KUTIPAN PILIHAN —
Lihat ke Halaman Asli

dyah hidayati

arkeologi

Balada Pengumpul Uang Receh yang Tak Berharap Menjadi kaya Raya

Diperbarui: 27 September 2025   09:09

Kompasiana adalah platform blog. Konten ini menjadi tanggung jawab bloger dan tidak mewakili pandangan redaksi Kompas.

Celengan receh (foto koleksi pribadi)

Berawal dari seringnya jajan di minimarket kekinian di mana bandrol harganya selalu tak pernah genap, muncullah keisengan untuk mengumpulkan koin di botol air mineral bekas. Awalnya kembalian dalam bentuk receh alias koin itu suka nyelip di dompet dan lupa dikeluarkan. Ataupun kalau ingat untuk mengeluarkan, sampai di rumah koin itu dilempar sana sini tak tentu arah. Terkadang beberapa recehan terlihat di kolong meja, atau di atas laci. Pokoknya di mana saja, di suatu tempat yang benar-benar tak direncanakan.

Karena seringnya nemu koin di seantero ruangan di rumah, timbullah keisengan mengumpulkannya di suatu wadah. Awalnya terpikir untuk memasukkannya ke dalam toples. Tapi karena toples di rumah jumlahnya terbatas jadilah akhirnya mecomot wadah bekas air mineral. Dengan menorehkan sedikit lubang seperi lubang celengan di permukaannya, koin-koin itu bisa dimasukkan dengan mudah. Selain mudah dimasukkan recehan itu juga tak susah untuk dikeluarkan kembali kapanpun kita mau. Sebab tak seperti celengan pabrikan yang permanen, celengan buatan sendiri ini bersifat fleksibel. Lagipula konsepnya kan hanya menyimpan, bukan menabung.

BAHAN LATIHAN —
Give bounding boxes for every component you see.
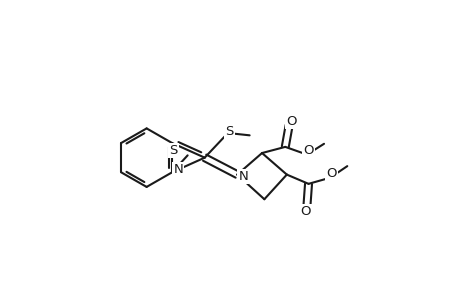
Text: O: O [326,167,336,180]
Text: N: N [238,169,248,183]
Text: O: O [300,205,310,218]
Text: S: S [169,144,178,157]
Text: S: S [225,125,233,138]
Text: O: O [302,144,313,157]
Text: O: O [285,115,296,128]
Text: N: N [173,164,183,176]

SOAL LATIHAN 1 —
Ringkaslah kutipan tentang pengumpulan uang receh di atas dalam dua kalimat.
SOAL LATIHAN 2 —
Tuliskan lanjutan kutipan tentang pengumpulan uang receh itu, dimulai sesudah kalimat terakhirnya.

JAWABAN 1 —
Karena sering jajan di minimarket yang harganya tidak pernah genap, penulis kerap menerima kembalian berupa koin yang terselip di dompet atau tercecer di berbagai sudut rumah. Penulis kemudian mengumpulkan koin-koin itu dalam wadah bekas air mineral yang diberi lubang seperti celengan, sehingga koin mudah dimasukkan dan dikeluarkan kembali karena tujuannya hanya menyimpan, bukan menabung.

JAWABAN 2 —
Akhirnya kegiatan memasukkan uang receh ke dalam botol air mineral bekas ini menjadi keasyikan tersendiri. Setiap hari botol itu wajib diisi. Bukan karena punya target untuk mengumpulkan jumlah tertentu, namun karena kegiatan jajan di minimarket masih terus jadi kebiasaan. Setiap kali pulang dari minimarket ada saja recehan yang bakal dibawa pulang. Entah itu pecahan Rp. 100,-… Rp. 200,-…Rp. 500,-… atau Rp. 1000,-. Semua yang berbentuk bundar dan terbuat dari logam wajib masuk dalam celengan. Bahkan sesekali nemu uang logam di jalan saya selalu mencomotnya tanpa malu-malu. Buat apa sih malu. Bagi saya nemu itu adalah rejeki. Kalau ada prinsip uang yang nemu di jalan jangan diambil karena uang kita bakalan hilang dalam jumlah yang lebih besar, itu justru mengherankan.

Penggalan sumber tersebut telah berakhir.